● **AIM OF THE TASK**
Rewrite the data from the line with "Patent image size: (1452, 828)." up to and including the line with "The wing section C is at (1260, 532).", switching "schematic" to "diagrammatic" and leaving everything else unchanged.
········
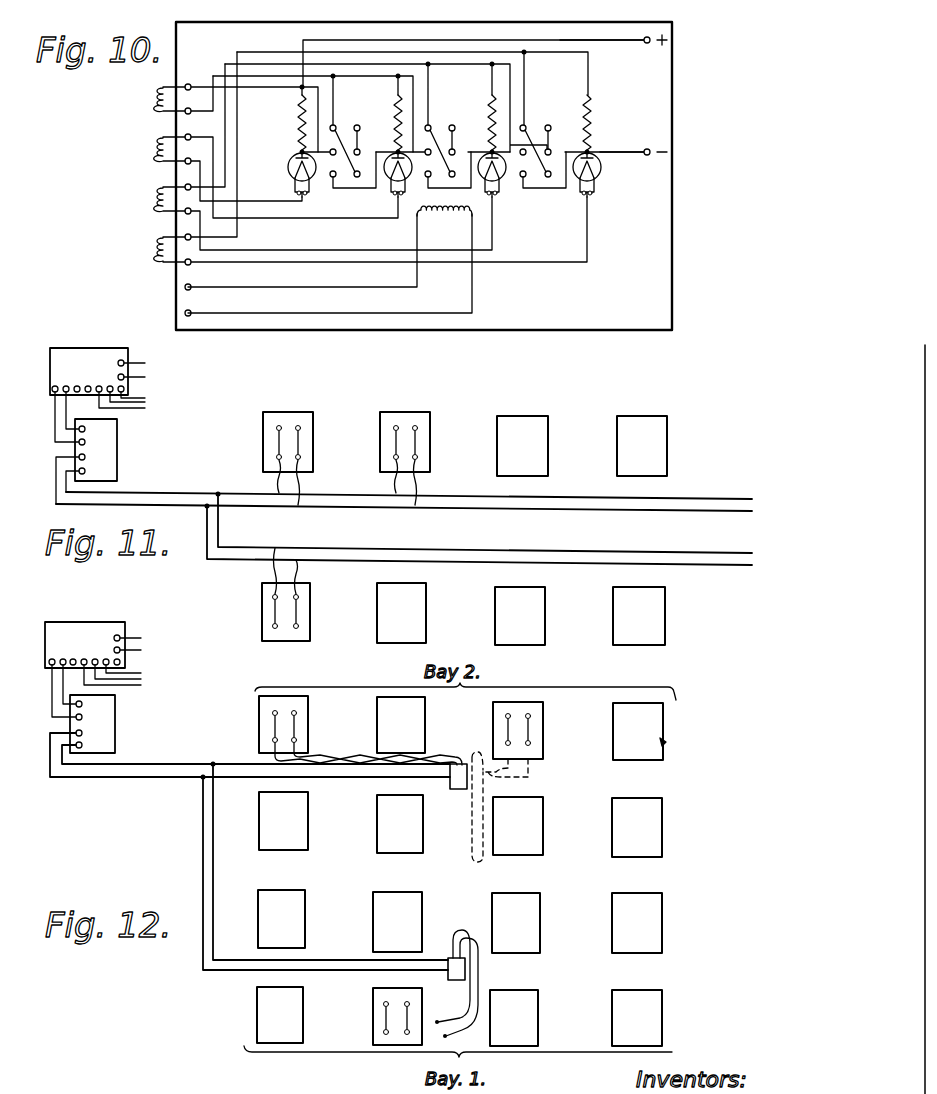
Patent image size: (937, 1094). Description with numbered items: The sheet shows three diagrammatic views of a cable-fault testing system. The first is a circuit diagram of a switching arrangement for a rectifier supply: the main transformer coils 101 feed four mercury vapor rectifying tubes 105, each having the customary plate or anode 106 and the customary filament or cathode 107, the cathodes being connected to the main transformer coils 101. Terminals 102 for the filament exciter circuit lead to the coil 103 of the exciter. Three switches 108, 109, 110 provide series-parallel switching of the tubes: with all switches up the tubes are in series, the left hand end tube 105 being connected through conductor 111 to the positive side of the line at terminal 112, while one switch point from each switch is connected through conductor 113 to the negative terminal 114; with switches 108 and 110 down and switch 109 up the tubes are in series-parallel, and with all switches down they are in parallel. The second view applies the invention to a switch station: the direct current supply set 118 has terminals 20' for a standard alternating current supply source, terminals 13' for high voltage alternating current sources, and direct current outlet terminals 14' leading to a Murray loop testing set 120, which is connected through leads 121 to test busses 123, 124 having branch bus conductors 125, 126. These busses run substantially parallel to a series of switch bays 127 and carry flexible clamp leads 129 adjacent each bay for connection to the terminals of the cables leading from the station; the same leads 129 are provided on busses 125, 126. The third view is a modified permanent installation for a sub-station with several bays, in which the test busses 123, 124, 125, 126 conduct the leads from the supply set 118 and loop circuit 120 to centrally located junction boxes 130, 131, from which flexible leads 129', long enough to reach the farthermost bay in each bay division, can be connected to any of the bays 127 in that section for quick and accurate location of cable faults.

In FIG. 10, the main transformer coils 101 is at (150, 235).
In FIG. 10, the terminals for the filament exciter circuit 102 is at (183, 312).
In FIG. 10, the coil of the exciter 103 is at (455, 213).
In FIG. 10, the mercury vapor rectifying tubes 105 is at (291, 167).
In FIG. 10, the plate or anode 106 is at (299, 148).
In FIG. 10, the filament or cathode 107 is at (296, 176).
In FIG. 10, the switch 108 is at (350, 124).
In FIG. 10, the switch 109 is at (443, 124).
In FIG. 10, the switch 110 is at (536, 124).
In FIG. 10, the conductor 111 is at (604, 42).
In FIG. 10, the positive terminal 112 is at (650, 44).
In FIG. 10, the conductor 113 is at (616, 152).
In FIG. 10, the negative terminal 114 is at (650, 150).
In FIG. 11, the direct current supply set 118 is at (57, 348).
In FIG. 12, the direct current supply set 118 is at (60, 622).
In FIG. 11, the terminals 13' is at (111, 366).
In FIG. 11, the terminals 20' is at (146, 358).
In FIG. 11, the direct current outlet terminals 14' is at (45, 402).
In FIG. 11, the Murray loop testing set 120 is at (112, 440).
In FIG. 12, the Murray loop testing set 120 is at (105, 714).
In FIG. 11, the leads 121 is at (66, 490).
In FIG. 11, the test bus 123 is at (168, 492).
In FIG. 12, the test bus 123 is at (165, 764).
In FIG. 11, the test bus 124 is at (165, 511).
In FIG. 12, the test bus 124 is at (147, 779).
In FIG. 11, the branch bus conductor 125 is at (244, 547).
In FIG. 12, the branch bus conductor 125 is at (216, 871).
In FIG. 11, the branch bus conductor 126 is at (241, 566).
In FIG. 12, the branch bus conductor 126 is at (203, 882).
In FIG. 11, the switch bays 127 is at (293, 418).
In FIG. 12, the switch bays 127 is at (262, 716).
In FIG. 11, the flexible leads 129 is at (373, 527).
In FIG. 12, the flexible leads 129' is at (410, 883).
In FIG. 12, the junction box 130 is at (458, 790).
In FIG. 12, the junction box 131 is at (452, 957).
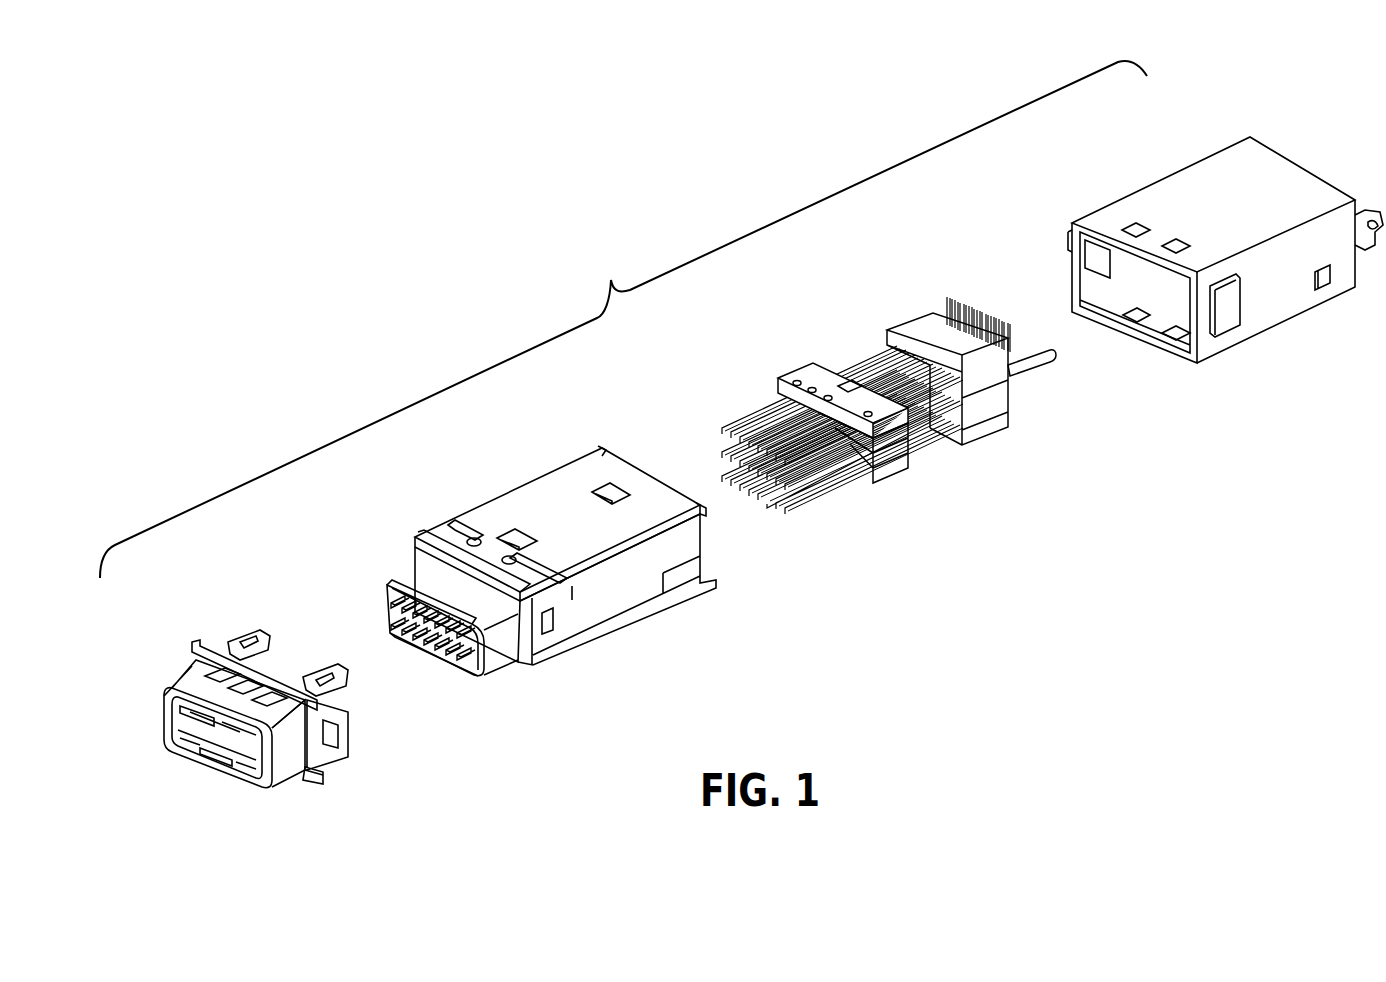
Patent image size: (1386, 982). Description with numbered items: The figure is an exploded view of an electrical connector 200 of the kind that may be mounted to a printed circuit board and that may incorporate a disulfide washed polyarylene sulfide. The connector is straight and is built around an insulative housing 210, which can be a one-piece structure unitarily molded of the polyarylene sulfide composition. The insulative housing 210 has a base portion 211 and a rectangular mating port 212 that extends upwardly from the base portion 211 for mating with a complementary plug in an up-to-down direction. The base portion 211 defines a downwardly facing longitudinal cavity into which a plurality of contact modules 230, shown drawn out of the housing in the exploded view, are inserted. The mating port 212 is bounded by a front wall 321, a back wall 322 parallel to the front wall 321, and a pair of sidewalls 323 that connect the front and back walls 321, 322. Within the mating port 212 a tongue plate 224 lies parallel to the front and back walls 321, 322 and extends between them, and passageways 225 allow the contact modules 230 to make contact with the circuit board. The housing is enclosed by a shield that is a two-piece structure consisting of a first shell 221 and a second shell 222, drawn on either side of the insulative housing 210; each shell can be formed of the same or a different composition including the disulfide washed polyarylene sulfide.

The electrical connector 200 is at (623, 319).
The insulative housing 210 is at (503, 580).
The base portion 211 is at (620, 598).
The mating port 212 is at (447, 580).
The first shell 221 is at (186, 628).
The second shell 222 is at (1158, 152).
The tongue plate 224 is at (403, 604).
The passageways 225 is at (440, 660).
The contact modules 230 is at (824, 321).
The front wall 321 is at (384, 635).
The back wall 322 is at (468, 675).
The sidewalls 323 is at (502, 645).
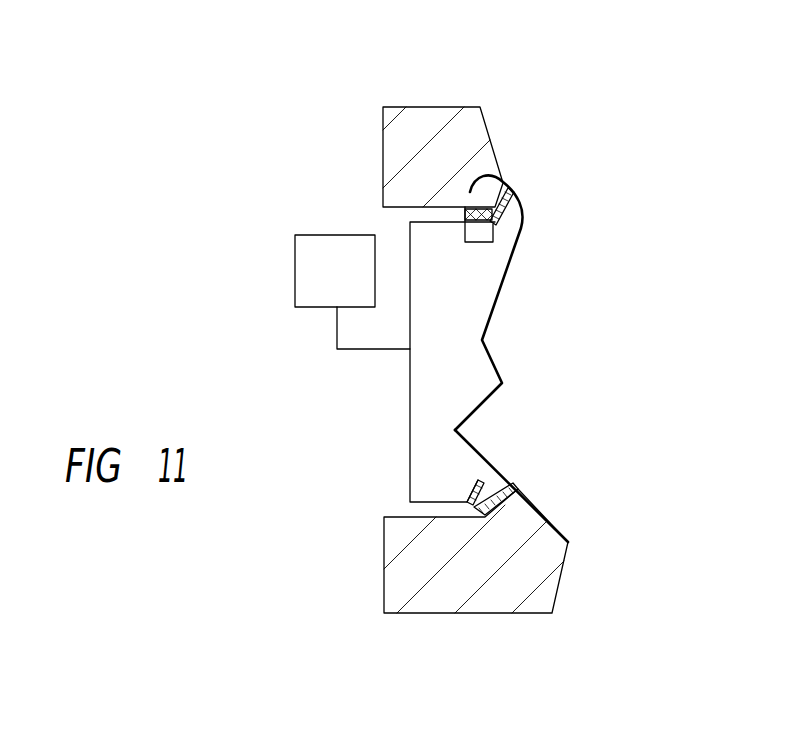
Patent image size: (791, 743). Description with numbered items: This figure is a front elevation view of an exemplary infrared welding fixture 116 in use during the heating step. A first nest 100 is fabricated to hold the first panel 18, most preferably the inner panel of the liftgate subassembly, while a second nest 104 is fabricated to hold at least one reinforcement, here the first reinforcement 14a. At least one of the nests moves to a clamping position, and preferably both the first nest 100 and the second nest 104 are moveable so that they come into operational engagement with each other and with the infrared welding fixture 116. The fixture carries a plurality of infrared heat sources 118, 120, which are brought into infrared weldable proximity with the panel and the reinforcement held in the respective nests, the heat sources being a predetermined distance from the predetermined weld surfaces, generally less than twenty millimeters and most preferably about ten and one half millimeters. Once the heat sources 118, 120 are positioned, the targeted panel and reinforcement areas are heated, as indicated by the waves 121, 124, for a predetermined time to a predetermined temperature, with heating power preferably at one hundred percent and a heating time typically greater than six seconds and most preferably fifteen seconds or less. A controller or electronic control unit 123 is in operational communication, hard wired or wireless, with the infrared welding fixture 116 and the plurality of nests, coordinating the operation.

The second nest 104 is at (432, 127).
The first reinforcement 14a is at (468, 197).
The waves 124 is at (502, 192).
The infrared welding fixture 116 is at (398, 240).
The controller or electronic control unit 123 is at (295, 280).
The infrared heat source 118 is at (488, 225).
The first panel 18 is at (472, 505).
The waves 121 is at (486, 478).
The infrared heat source 120 is at (477, 490).
The first nest 100 is at (422, 563).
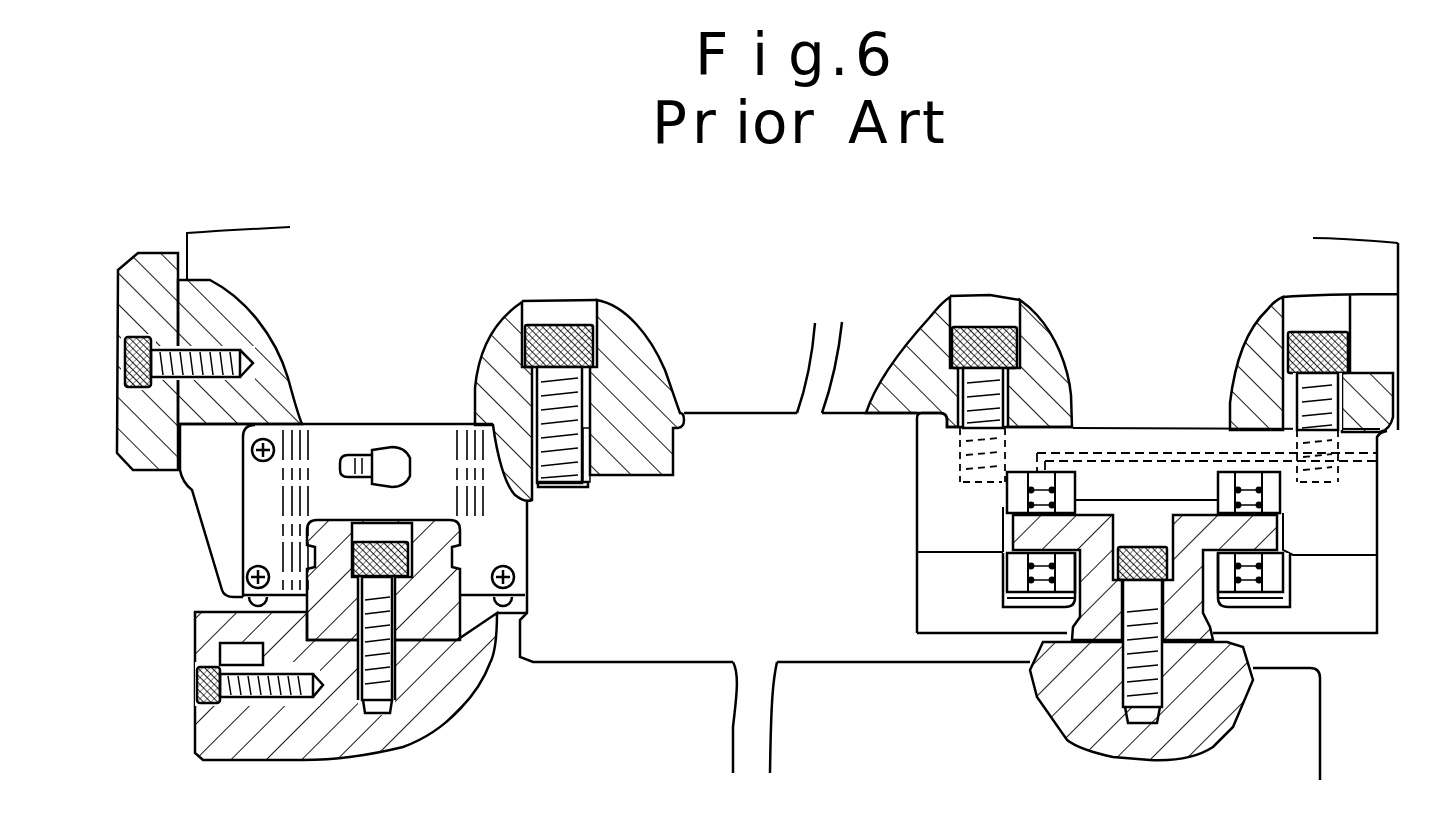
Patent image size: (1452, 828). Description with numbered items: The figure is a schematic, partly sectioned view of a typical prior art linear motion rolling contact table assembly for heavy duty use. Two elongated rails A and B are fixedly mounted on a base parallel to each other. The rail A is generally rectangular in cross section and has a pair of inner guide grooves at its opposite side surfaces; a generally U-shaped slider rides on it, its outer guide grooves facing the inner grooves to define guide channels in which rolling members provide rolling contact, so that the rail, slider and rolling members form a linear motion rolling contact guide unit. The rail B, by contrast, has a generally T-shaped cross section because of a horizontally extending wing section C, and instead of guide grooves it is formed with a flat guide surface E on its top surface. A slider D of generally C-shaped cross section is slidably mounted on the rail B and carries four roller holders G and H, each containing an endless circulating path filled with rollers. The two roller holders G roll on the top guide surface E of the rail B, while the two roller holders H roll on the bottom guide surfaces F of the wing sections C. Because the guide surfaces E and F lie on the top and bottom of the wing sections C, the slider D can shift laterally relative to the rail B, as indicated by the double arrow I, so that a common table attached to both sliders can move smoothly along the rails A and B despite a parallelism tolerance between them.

The rail A is at (433, 627).
The rail B is at (1190, 537).
The wing section C is at (1260, 532).
The slider D is at (1357, 470).
The guide surface E is at (1212, 510).
The bottom guide surfaces F is at (1267, 558).
The roller holders G is at (1272, 493).
The roller holders H is at (1267, 585).
The double arrow I is at (1143, 416).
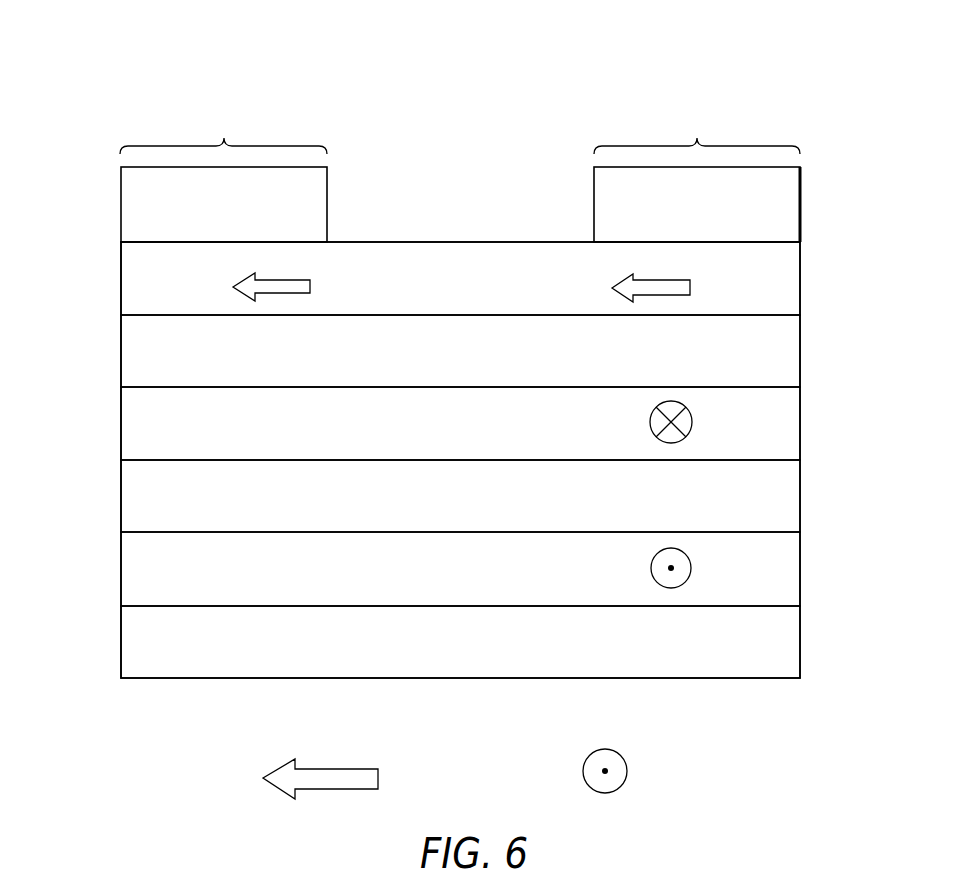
········
● **CORRECT ANSWER**
Patent image size: (1452, 828). Description with numbered items: The figure is a diagrammatic, partly sectioned view of a typical prior art linear motion rolling contact table assembly for heavy duty use. Two elongated rails A and B are fixedly mounted on a base parallel to each other. The rail A is generally rectangular in cross section and has a pair of inner guide grooves at its opposite side surfaces; a generally U-shaped slider rides on it, its outer guide grooves facing the inner grooves to define guide channels in which rolling members provide rolling contact, so that the rail, slider and rolling members form a linear motion rolling contact guide unit. The rail B, by contrast, has a generally T-shaped cross section because of a horizontally extending wing section C, and instead of guide grooves it is formed with a flat guide surface E on its top surface. A slider D of generally C-shaped cross section is slidably mounted on the rail B and carries four roller holders G and H, each containing an endless circulating path filled with rollers. The two roller holders G roll on the top guide surface E of the rail B, while the two roller holders H roll on the bottom guide surfaces F of the wing sections C. Because the guide surfaces E and F lie on the top and bottom of the wing sections C, the slider D can shift laterally relative to the rail B, as indicated by the double arrow I, so that a common table attached to both sliders can move smoothly along the rails A and B despite a parallelism tolerance between them.

The rail A is at (433, 627).
The rail B is at (1190, 537).
The wing section C is at (1260, 532).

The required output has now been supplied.